#### Given data ####

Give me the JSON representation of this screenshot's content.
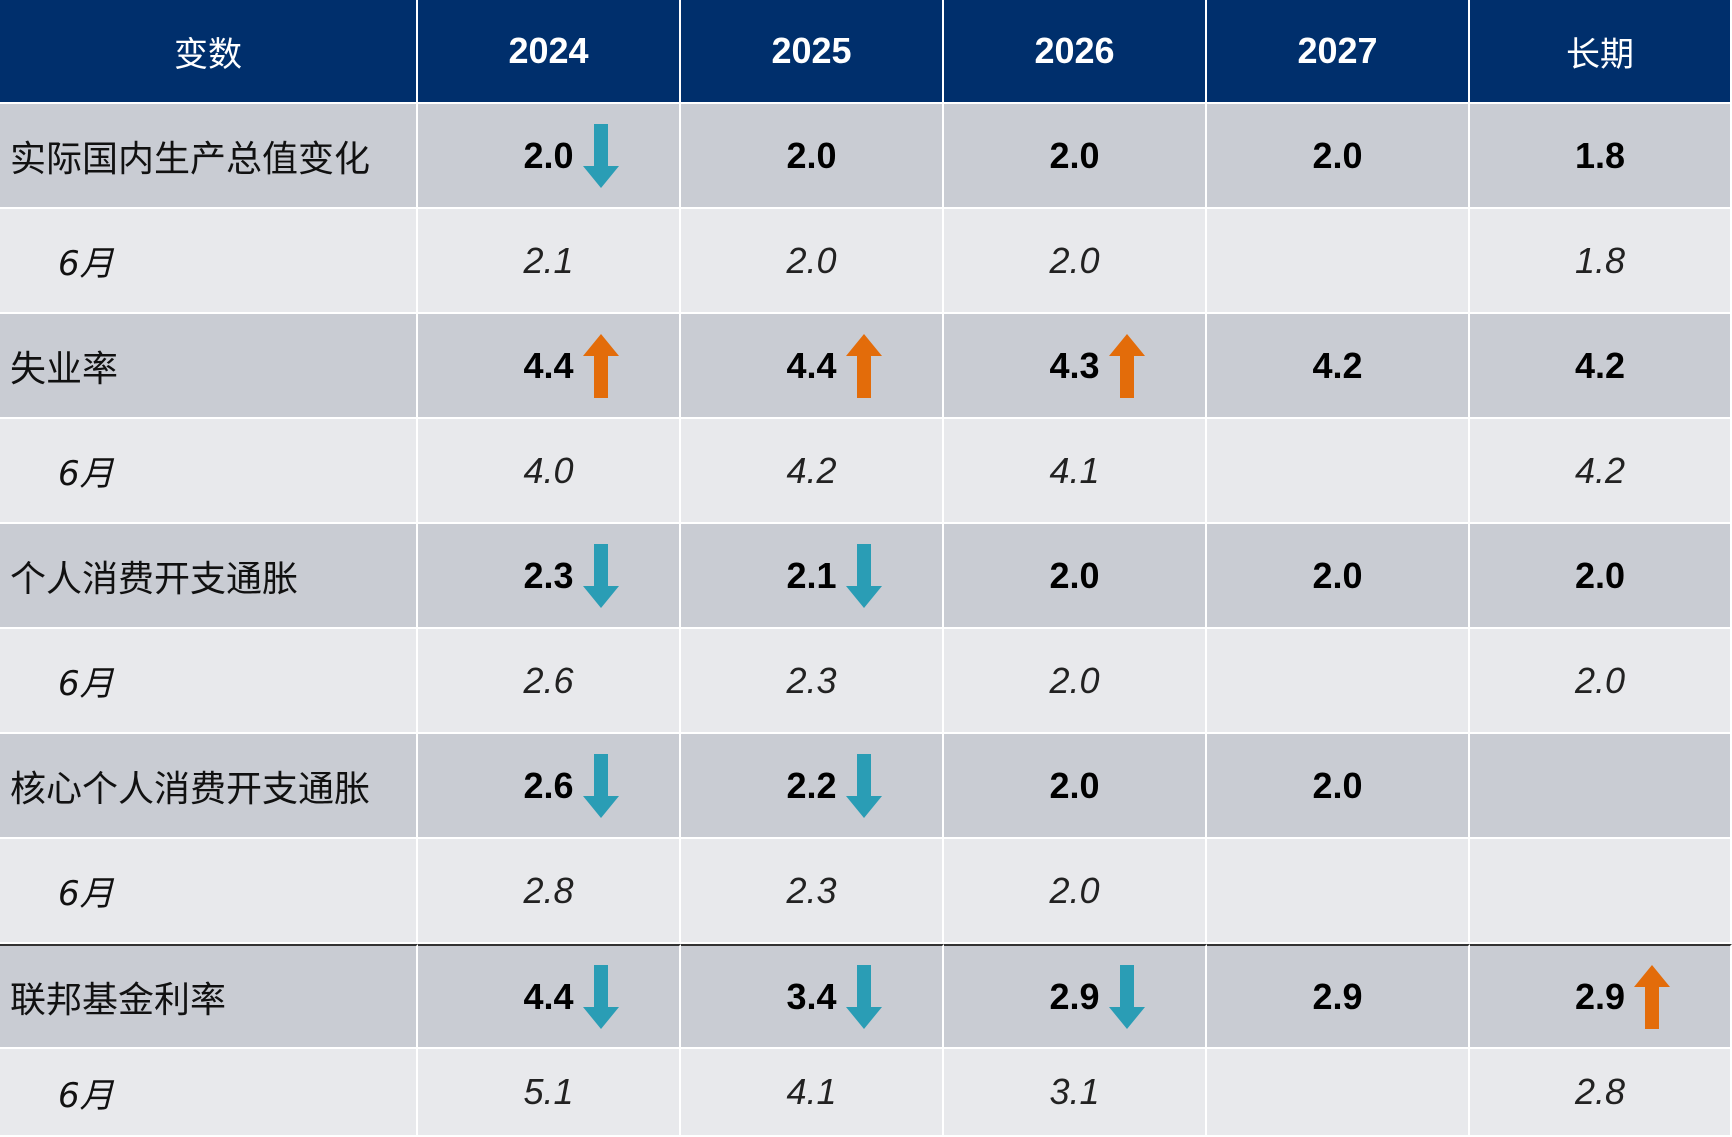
{
  "chart_data": {
    "type": "table",
    "columns": [
      "变数",
      "2024",
      "2025",
      "2026",
      "2027",
      "长期"
    ],
    "arrow_colors": {
      "down": "#2a9db5",
      "up": "#e36c0a"
    },
    "rows": [
      {
        "label": "实际国内生产总值变化",
        "kind": "main",
        "values": [
          "2.0",
          "2.0",
          "2.0",
          "2.0",
          "1.8"
        ],
        "arrows": [
          "down",
          "",
          "",
          "",
          ""
        ]
      },
      {
        "label": "6月",
        "kind": "sub",
        "values": [
          "2.1",
          "2.0",
          "2.0",
          "",
          "1.8"
        ],
        "arrows": [
          "",
          "",
          "",
          "",
          ""
        ]
      },
      {
        "label": "失业率",
        "kind": "main",
        "values": [
          "4.4",
          "4.4",
          "4.3",
          "4.2",
          "4.2"
        ],
        "arrows": [
          "up",
          "up",
          "up",
          "",
          ""
        ]
      },
      {
        "label": "6月",
        "kind": "sub",
        "values": [
          "4.0",
          "4.2",
          "4.1",
          "",
          "4.2"
        ],
        "arrows": [
          "",
          "",
          "",
          "",
          ""
        ]
      },
      {
        "label": "个人消费开支通胀",
        "kind": "main",
        "values": [
          "2.3",
          "2.1",
          "2.0",
          "2.0",
          "2.0"
        ],
        "arrows": [
          "down",
          "down",
          "",
          "",
          ""
        ]
      },
      {
        "label": "6月",
        "kind": "sub",
        "values": [
          "2.6",
          "2.3",
          "2.0",
          "",
          "2.0"
        ],
        "arrows": [
          "",
          "",
          "",
          "",
          ""
        ]
      },
      {
        "label": "核心个人消费开支通胀",
        "kind": "main",
        "values": [
          "2.6",
          "2.2",
          "2.0",
          "2.0",
          ""
        ],
        "arrows": [
          "down",
          "down",
          "",
          "",
          ""
        ]
      },
      {
        "label": "6月",
        "kind": "sub",
        "values": [
          "2.8",
          "2.3",
          "2.0",
          "",
          ""
        ],
        "arrows": [
          "",
          "",
          "",
          "",
          ""
        ]
      },
      {
        "label": "联邦基金利率",
        "kind": "main",
        "values": [
          "4.4",
          "3.4",
          "2.9",
          "2.9",
          "2.9"
        ],
        "arrows": [
          "down",
          "down",
          "down",
          "",
          "up"
        ]
      },
      {
        "label": "6月",
        "kind": "sub",
        "values": [
          "5.1",
          "4.1",
          "3.1",
          "",
          "2.8"
        ],
        "arrows": [
          "",
          "",
          "",
          "",
          ""
        ]
      }
    ]
  }
}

####

| Work to be completed |
Omit every picture, then repeat the remaining data exactly as it appears above.

| Result of the task |
Give me the JSON representation of this screenshot's content.
{
  "chart_data": {
    "type": "table",
    "columns": [
      "变数",
      "2024",
      "2025",
      "2026",
      "2027",
      "长期"
    ],
    "arrow_colors": {
      "down": "#2a9db5",
      "up": "#e36c0a"
    },
    "rows": [
      {
        "label": "实际国内生产总值变化",
        "kind": "main",
        "values": [
          "2.0",
          "2.0",
          "2.0",
          "2.0",
          "1.8"
        ],
        "arrows": [
          "down",
          "",
          "",
          "",
          ""
        ]
      },
      {
        "label": "6月",
        "kind": "sub",
        "values": [
          "2.1",
          "2.0",
          "2.0",
          "",
          "1.8"
        ],
        "arrows": [
          "",
          "",
          "",
          "",
          ""
        ]
      },
      {
        "label": "失业率",
        "kind": "main",
        "values": [
          "4.4",
          "4.4",
          "4.3",
          "4.2",
          "4.2"
        ],
        "arrows": [
          "up",
          "up",
          "up",
          "",
          ""
        ]
      },
      {
        "label": "6月",
        "kind": "sub",
        "values": [
          "4.0",
          "4.2",
          "4.1",
          "",
          "4.2"
        ],
        "arrows": [
          "",
          "",
          "",
          "",
          ""
        ]
      },
      {
        "label": "个人消费开支通胀",
        "kind": "main",
        "values": [
          "2.3",
          "2.1",
          "2.0",
          "2.0",
          "2.0"
        ],
        "arrows": [
          "down",
          "down",
          "",
          "",
          ""
        ]
      },
      {
        "label": "6月",
        "kind": "sub",
        "values": [
          "2.6",
          "2.3",
          "2.0",
          "",
          "2.0"
        ],
        "arrows": [
          "",
          "",
          "",
          "",
          ""
        ]
      },
      {
        "label": "核心个人消费开支通胀",
        "kind": "main",
        "values": [
          "2.6",
          "2.2",
          "2.0",
          "2.0",
          ""
        ],
        "arrows": [
          "down",
          "down",
          "",
          "",
          ""
        ]
      },
      {
        "label": "6月",
        "kind": "sub",
        "values": [
          "2.8",
          "2.3",
          "2.0",
          "",
          ""
        ],
        "arrows": [
          "",
          "",
          "",
          "",
          ""
        ]
      },
      {
        "label": "联邦基金利率",
        "kind": "main",
        "values": [
          "4.4",
          "3.4",
          "2.9",
          "2.9",
          "2.9"
        ],
        "arrows": [
          "down",
          "down",
          "down",
          "",
          "up"
        ]
      },
      {
        "label": "6月",
        "kind": "sub",
        "values": [
          "5.1",
          "4.1",
          "3.1",
          "",
          "2.8"
        ],
        "arrows": [
          "",
          "",
          "",
          "",
          ""
        ]
      }
    ]
  }
}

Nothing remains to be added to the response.